### TO BE DONE
Images are excluded; otherwise, output every record exactly.

### DATA SUPPLIED
——————

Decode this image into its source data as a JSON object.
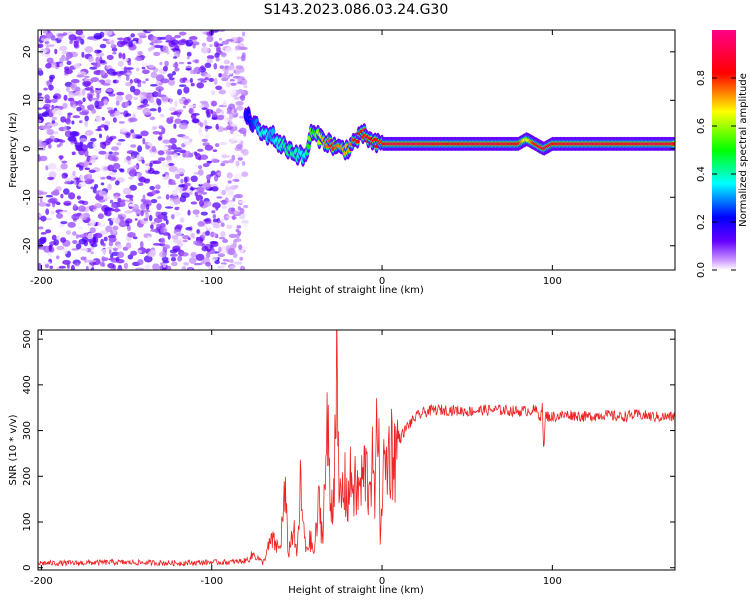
{
  "title": "S143.2023.086.03.24.G30",
  "colors": {
    "trace": "#ee2222",
    "points": "#7700ee",
    "axis": "#000000"
  },
  "chart_data": [
    {
      "type": "heatmap",
      "title": "S143.2023.086.03.24.G30",
      "xlabel": "Height of straight line (km)",
      "ylabel": "Frequency (Hz)",
      "xlim": [
        -202,
        172
      ],
      "ylim": [
        -25,
        24.5
      ],
      "x_ticks": [
        -200,
        -100,
        0,
        100
      ],
      "x_tick_labels": [
        "-200",
        "-100",
        "0",
        "100"
      ],
      "y_ticks": [
        -20,
        -10,
        0,
        10,
        20
      ],
      "y_tick_labels": [
        "-20",
        "-10",
        "0",
        "10",
        "20"
      ],
      "colorbar": {
        "label": "Normalized spectral amplitude",
        "range": [
          0,
          1
        ],
        "ticks": [
          0.0,
          0.2,
          0.4,
          0.6,
          0.8
        ],
        "tick_labels": [
          "0.0",
          "0.2",
          "0.4",
          "0.6",
          "0.8"
        ],
        "colormap": [
          "#ffffff",
          "#cc99ff",
          "#6600ff",
          "#0000ff",
          "#00ffff",
          "#00ff00",
          "#ffff00",
          "#ff0000",
          "#ff0088"
        ]
      },
      "noise_region": {
        "x_range": [
          -202,
          -80
        ],
        "y_range": [
          -25,
          24.5
        ],
        "amplitude": 0.1
      },
      "ridge": {
        "x": [
          -80,
          -75,
          -70,
          -65,
          -60,
          -55,
          -50,
          -45,
          -42,
          -40,
          -35,
          -30,
          -25,
          -20,
          -15,
          -10,
          -5,
          0,
          5,
          10,
          20,
          40,
          60,
          80,
          85,
          90,
          95,
          100,
          120,
          140,
          160,
          172
        ],
        "freq": [
          7,
          5,
          3,
          3,
          1,
          0,
          -1,
          -2,
          3,
          3,
          2,
          1,
          0,
          0,
          2,
          3,
          1,
          1,
          1,
          1,
          1,
          1,
          1,
          1,
          2,
          1,
          0,
          1,
          1,
          1,
          1,
          1
        ],
        "amplitude": [
          0.2,
          0.25,
          0.4,
          0.3,
          0.4,
          0.45,
          0.4,
          0.35,
          0.6,
          0.5,
          0.7,
          0.8,
          0.75,
          0.7,
          0.85,
          0.8,
          0.85,
          0.8,
          0.9,
          0.9,
          0.9,
          0.85,
          0.9,
          0.85,
          0.6,
          0.85,
          0.9,
          0.85,
          0.9,
          0.85,
          0.9,
          0.85
        ]
      }
    },
    {
      "type": "line",
      "xlabel": "Height of straight line (km)",
      "ylabel": "SNR (10 * v/v)",
      "xlim": [
        -202,
        172
      ],
      "ylim": [
        -5,
        520
      ],
      "x_ticks": [
        -200,
        -100,
        0,
        100
      ],
      "x_tick_labels": [
        "-200",
        "-100",
        "0",
        "100"
      ],
      "y_ticks": [
        0,
        100,
        200,
        300,
        400,
        500
      ],
      "y_tick_labels": [
        "0",
        "100",
        "200",
        "300",
        "400",
        "500"
      ],
      "series": [
        {
          "x": [
            -202,
            -180,
            -160,
            -140,
            -120,
            -100,
            -90,
            -80,
            -75,
            -70,
            -65,
            -60,
            -57,
            -55,
            -52,
            -50,
            -48,
            -45,
            -42,
            -40,
            -37,
            -35,
            -32,
            -30,
            -28,
            -27,
            -26,
            -25,
            -22,
            -20,
            -18,
            -15,
            -12,
            -10,
            -8,
            -6,
            -4,
            -2,
            -1,
            0,
            2,
            5,
            8,
            10,
            15,
            20,
            25,
            30,
            40,
            50,
            60,
            70,
            80,
            90,
            93,
            94,
            95,
            96,
            98,
            100,
            110,
            120,
            130,
            140,
            150,
            160,
            172
          ],
          "y": [
            10,
            10,
            12,
            11,
            10,
            12,
            12,
            15,
            30,
            10,
            60,
            40,
            160,
            30,
            90,
            20,
            170,
            40,
            60,
            30,
            140,
            70,
            300,
            120,
            200,
            510,
            250,
            140,
            180,
            150,
            200,
            160,
            180,
            220,
            180,
            230,
            140,
            440,
            10,
            200,
            220,
            260,
            250,
            280,
            310,
            330,
            340,
            345,
            345,
            342,
            345,
            345,
            342,
            345,
            330,
            360,
            250,
            335,
            330,
            330,
            335,
            330,
            335,
            330,
            335,
            330,
            330
          ]
        }
      ]
    }
  ]
}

——————

### FULL RESPONSE
Decode this image into its source data as a JSON object.
{
  "title": "S143.2023.086.03.24.G30",
  "colors": {
    "trace": "#ee2222",
    "points": "#7700ee",
    "axis": "#000000"
  },
  "chart_data": [
    {
      "type": "heatmap",
      "title": "S143.2023.086.03.24.G30",
      "xlabel": "Height of straight line (km)",
      "ylabel": "Frequency (Hz)",
      "xlim": [
        -202,
        172
      ],
      "ylim": [
        -25,
        24.5
      ],
      "x_ticks": [
        -200,
        -100,
        0,
        100
      ],
      "x_tick_labels": [
        "-200",
        "-100",
        "0",
        "100"
      ],
      "y_ticks": [
        -20,
        -10,
        0,
        10,
        20
      ],
      "y_tick_labels": [
        "-20",
        "-10",
        "0",
        "10",
        "20"
      ],
      "colorbar": {
        "label": "Normalized spectral amplitude",
        "range": [
          0,
          1
        ],
        "ticks": [
          0.0,
          0.2,
          0.4,
          0.6,
          0.8
        ],
        "tick_labels": [
          "0.0",
          "0.2",
          "0.4",
          "0.6",
          "0.8"
        ],
        "colormap": [
          "#ffffff",
          "#cc99ff",
          "#6600ff",
          "#0000ff",
          "#00ffff",
          "#00ff00",
          "#ffff00",
          "#ff0000",
          "#ff0088"
        ]
      },
      "noise_region": {
        "x_range": [
          -202,
          -80
        ],
        "y_range": [
          -25,
          24.5
        ],
        "amplitude": 0.1
      },
      "ridge": {
        "x": [
          -80,
          -75,
          -70,
          -65,
          -60,
          -55,
          -50,
          -45,
          -42,
          -40,
          -35,
          -30,
          -25,
          -20,
          -15,
          -10,
          -5,
          0,
          5,
          10,
          20,
          40,
          60,
          80,
          85,
          90,
          95,
          100,
          120,
          140,
          160,
          172
        ],
        "freq": [
          7,
          5,
          3,
          3,
          1,
          0,
          -1,
          -2,
          3,
          3,
          2,
          1,
          0,
          0,
          2,
          3,
          1,
          1,
          1,
          1,
          1,
          1,
          1,
          1,
          2,
          1,
          0,
          1,
          1,
          1,
          1,
          1
        ],
        "amplitude": [
          0.2,
          0.25,
          0.4,
          0.3,
          0.4,
          0.45,
          0.4,
          0.35,
          0.6,
          0.5,
          0.7,
          0.8,
          0.75,
          0.7,
          0.85,
          0.8,
          0.85,
          0.8,
          0.9,
          0.9,
          0.9,
          0.85,
          0.9,
          0.85,
          0.6,
          0.85,
          0.9,
          0.85,
          0.9,
          0.85,
          0.9,
          0.85
        ]
      }
    },
    {
      "type": "line",
      "xlabel": "Height of straight line (km)",
      "ylabel": "SNR (10 * v/v)",
      "xlim": [
        -202,
        172
      ],
      "ylim": [
        -5,
        520
      ],
      "x_ticks": [
        -200,
        -100,
        0,
        100
      ],
      "x_tick_labels": [
        "-200",
        "-100",
        "0",
        "100"
      ],
      "y_ticks": [
        0,
        100,
        200,
        300,
        400,
        500
      ],
      "y_tick_labels": [
        "0",
        "100",
        "200",
        "300",
        "400",
        "500"
      ],
      "series": [
        {
          "x": [
            -202,
            -180,
            -160,
            -140,
            -120,
            -100,
            -90,
            -80,
            -75,
            -70,
            -65,
            -60,
            -57,
            -55,
            -52,
            -50,
            -48,
            -45,
            -42,
            -40,
            -37,
            -35,
            -32,
            -30,
            -28,
            -27,
            -26,
            -25,
            -22,
            -20,
            -18,
            -15,
            -12,
            -10,
            -8,
            -6,
            -4,
            -2,
            -1,
            0,
            2,
            5,
            8,
            10,
            15,
            20,
            25,
            30,
            40,
            50,
            60,
            70,
            80,
            90,
            93,
            94,
            95,
            96,
            98,
            100,
            110,
            120,
            130,
            140,
            150,
            160,
            172
          ],
          "y": [
            10,
            10,
            12,
            11,
            10,
            12,
            12,
            15,
            30,
            10,
            60,
            40,
            160,
            30,
            90,
            20,
            170,
            40,
            60,
            30,
            140,
            70,
            300,
            120,
            200,
            510,
            250,
            140,
            180,
            150,
            200,
            160,
            180,
            220,
            180,
            230,
            140,
            440,
            10,
            200,
            220,
            260,
            250,
            280,
            310,
            330,
            340,
            345,
            345,
            342,
            345,
            345,
            342,
            345,
            330,
            360,
            250,
            335,
            330,
            330,
            335,
            330,
            335,
            330,
            335,
            330,
            330
          ]
        }
      ]
    }
  ]
}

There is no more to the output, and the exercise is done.